In the material below, find every line with "szavazók" and pull it out.

Lines of data:
>> BEGIN

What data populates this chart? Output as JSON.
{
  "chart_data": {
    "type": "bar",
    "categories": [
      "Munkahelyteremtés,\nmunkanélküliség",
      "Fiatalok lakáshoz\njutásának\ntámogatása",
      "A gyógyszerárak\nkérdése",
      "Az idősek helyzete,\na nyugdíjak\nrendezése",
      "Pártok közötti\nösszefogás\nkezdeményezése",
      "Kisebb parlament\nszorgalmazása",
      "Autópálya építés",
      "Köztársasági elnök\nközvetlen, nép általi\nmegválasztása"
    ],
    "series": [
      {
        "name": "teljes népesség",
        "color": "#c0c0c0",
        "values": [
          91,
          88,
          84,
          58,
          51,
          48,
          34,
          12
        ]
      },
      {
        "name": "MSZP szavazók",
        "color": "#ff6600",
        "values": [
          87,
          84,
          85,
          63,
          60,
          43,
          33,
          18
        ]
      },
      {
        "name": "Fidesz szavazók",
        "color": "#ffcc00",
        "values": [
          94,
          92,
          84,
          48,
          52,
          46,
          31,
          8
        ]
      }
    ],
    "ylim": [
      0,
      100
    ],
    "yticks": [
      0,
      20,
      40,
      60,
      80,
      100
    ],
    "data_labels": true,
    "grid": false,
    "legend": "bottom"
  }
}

>> END
>> BEGIN

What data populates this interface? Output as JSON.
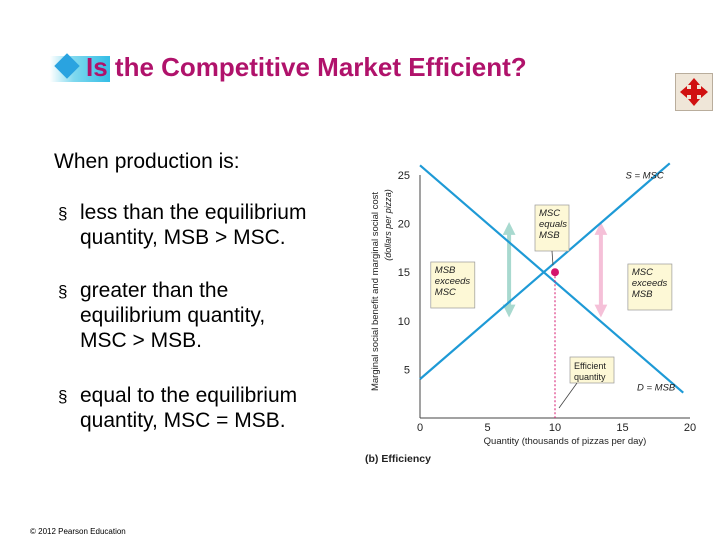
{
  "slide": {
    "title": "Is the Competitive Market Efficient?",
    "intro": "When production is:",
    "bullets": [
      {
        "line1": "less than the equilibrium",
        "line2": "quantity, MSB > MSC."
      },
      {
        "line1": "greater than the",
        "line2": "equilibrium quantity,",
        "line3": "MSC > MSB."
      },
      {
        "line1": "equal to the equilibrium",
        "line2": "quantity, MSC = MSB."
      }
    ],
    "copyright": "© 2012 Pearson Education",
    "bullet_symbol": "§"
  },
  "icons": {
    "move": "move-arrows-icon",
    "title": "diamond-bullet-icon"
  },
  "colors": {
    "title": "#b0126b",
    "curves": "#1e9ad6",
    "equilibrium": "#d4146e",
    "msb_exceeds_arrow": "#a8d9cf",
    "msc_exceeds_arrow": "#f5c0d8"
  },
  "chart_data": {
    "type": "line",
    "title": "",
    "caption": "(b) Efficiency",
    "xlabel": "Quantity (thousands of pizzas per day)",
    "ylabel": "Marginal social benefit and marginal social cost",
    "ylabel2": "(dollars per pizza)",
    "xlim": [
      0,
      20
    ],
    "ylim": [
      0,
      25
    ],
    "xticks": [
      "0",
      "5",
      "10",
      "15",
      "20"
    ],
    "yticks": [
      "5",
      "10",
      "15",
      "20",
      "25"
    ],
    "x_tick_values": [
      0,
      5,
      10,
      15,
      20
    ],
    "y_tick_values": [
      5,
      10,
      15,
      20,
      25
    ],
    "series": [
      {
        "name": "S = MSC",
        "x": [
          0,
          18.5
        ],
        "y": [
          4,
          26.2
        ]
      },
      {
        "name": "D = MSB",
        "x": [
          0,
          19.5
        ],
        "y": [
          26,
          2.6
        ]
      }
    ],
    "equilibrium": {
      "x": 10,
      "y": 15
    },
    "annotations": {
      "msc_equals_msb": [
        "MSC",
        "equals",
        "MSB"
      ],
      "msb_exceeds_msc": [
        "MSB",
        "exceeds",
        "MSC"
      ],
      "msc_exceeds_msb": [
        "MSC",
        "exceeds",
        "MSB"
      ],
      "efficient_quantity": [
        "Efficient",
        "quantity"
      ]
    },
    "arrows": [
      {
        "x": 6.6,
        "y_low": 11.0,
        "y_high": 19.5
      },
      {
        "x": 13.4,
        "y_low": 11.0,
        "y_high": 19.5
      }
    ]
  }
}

>> END

Finished task:
        "name": "MSZP szavazók",
        "name": "Fidesz szavazók",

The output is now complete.